In the material below, list every line carrying the string "拟蚁角蝉属于昆虫".

------------------------------------

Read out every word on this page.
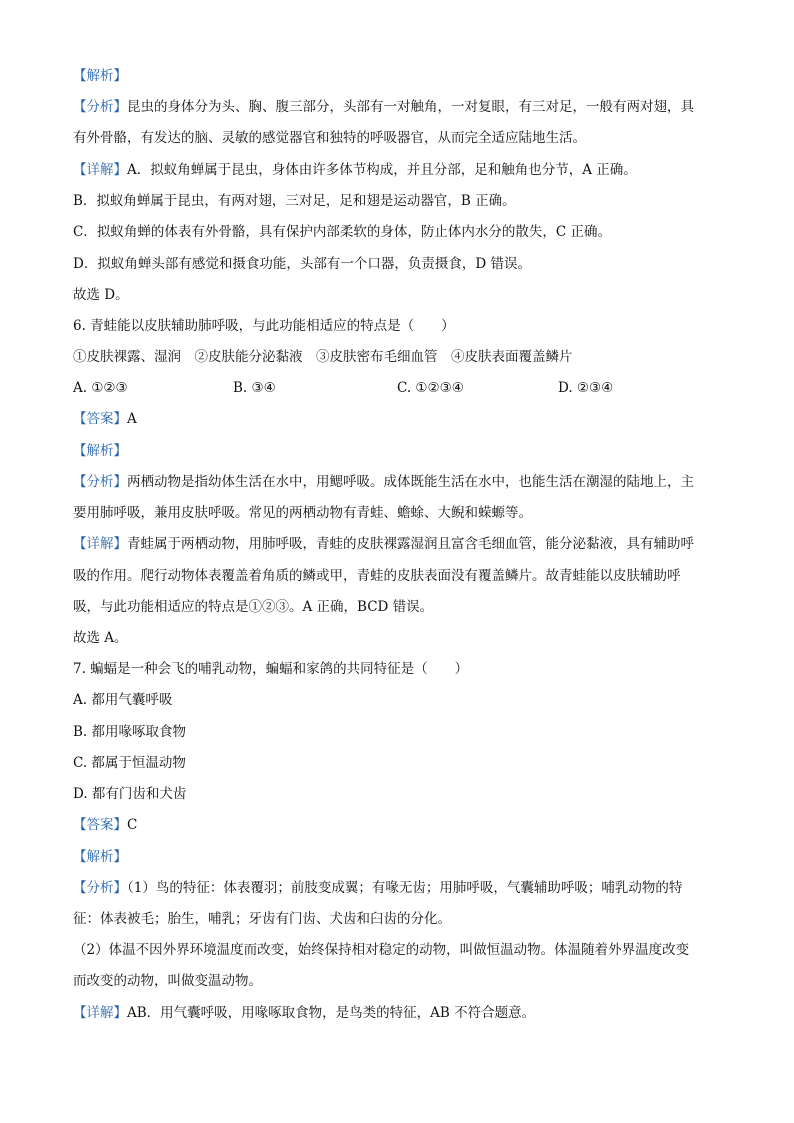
【解析】
【分析】昆虫的身体分为头、胸、腹三部分，头部有一对触角，一对复眼，有三对足，一般有两对翅，具
有外骨骼，有发达的脑、灵敏的感觉器官和独特的呼吸器官，从而完全适应陆地生活。
【详解】A．拟蚁角蝉属于昆虫，身体由许多体节构成，并且分部，足和触角也分节，A 正确。
B．拟蚁角蝉属于昆虫，有两对翅，三对足，足和翅是运动器官，B 正确。
C．拟蚁角蝉的体表有外骨骼，具有保护内部柔软的身体，防止体内水分的散失，C 正确。
D．拟蚁角蝉头部有感觉和摄食功能，头部有一个口器，负责摄食，D 错误。
故选 D。
6. 青蛙能以皮肤辅助肺呼吸，与此功能相适应的特点是（　　）
①皮肤裸露、湿润　②皮肤能分泌黏液　③皮肤密布毛细血管　④皮肤表面覆盖鳞片
A. ①②③	B. ③④	C. ①②③④	D. ②③④
【答案】A
【解析】
【分析】两栖动物是指幼体生活在水中，用鳃呼吸。成体既能生活在水中，也能生活在潮湿的陆地上，主
要用肺呼吸，兼用皮肤呼吸。常见的两栖动物有青蛙、蟾蜍、大鲵和蝾螈等。
【详解】青蛙属于两栖动物，用肺呼吸，青蛙的皮肤裸露湿润且富含毛细血管，能分泌黏液，具有辅助呼
吸的作用。爬行动物体表覆盖着角质的鳞或甲，青蛙的皮肤表面没有覆盖鳞片。故青蛙能以皮肤辅助呼
吸，与此功能相适应的特点是①②③。A 正确，BCD 错误。
故选 A。
7. 蝙蝠是一种会飞的哺乳动物，蝙蝠和家鸽的共同特征是（　　）
A. 都用气囊呼吸
B. 都用喙啄取食物
C. 都属于恒温动物
D. 都有门齿和犬齿
【答案】C
【解析】
【分析】（1）鸟的特征：体表覆羽；前肢变成翼；有喙无齿；用肺呼吸，气囊辅助呼吸；哺乳动物的特
征：体表被毛；胎生，哺乳；牙齿有门齿、犬齿和臼齿的分化。
（2）体温不因外界环境温度而改变，始终保持相对稳定的动物，叫做恒温动物。体温随着外界温度改变
而改变的动物，叫做变温动物。
【详解】AB．用气囊呼吸，用喙啄取食物，是鸟类的特征，AB 不符合题意。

------------------------------------

> CORRECT RESPONSE:
【详解】A．拟蚁角蝉属于昆虫，身体由许多体节构成，并且分部，足和触角也分节，A 正确。
B．拟蚁角蝉属于昆虫，有两对翅，三对足，足和翅是运动器官，B 正确。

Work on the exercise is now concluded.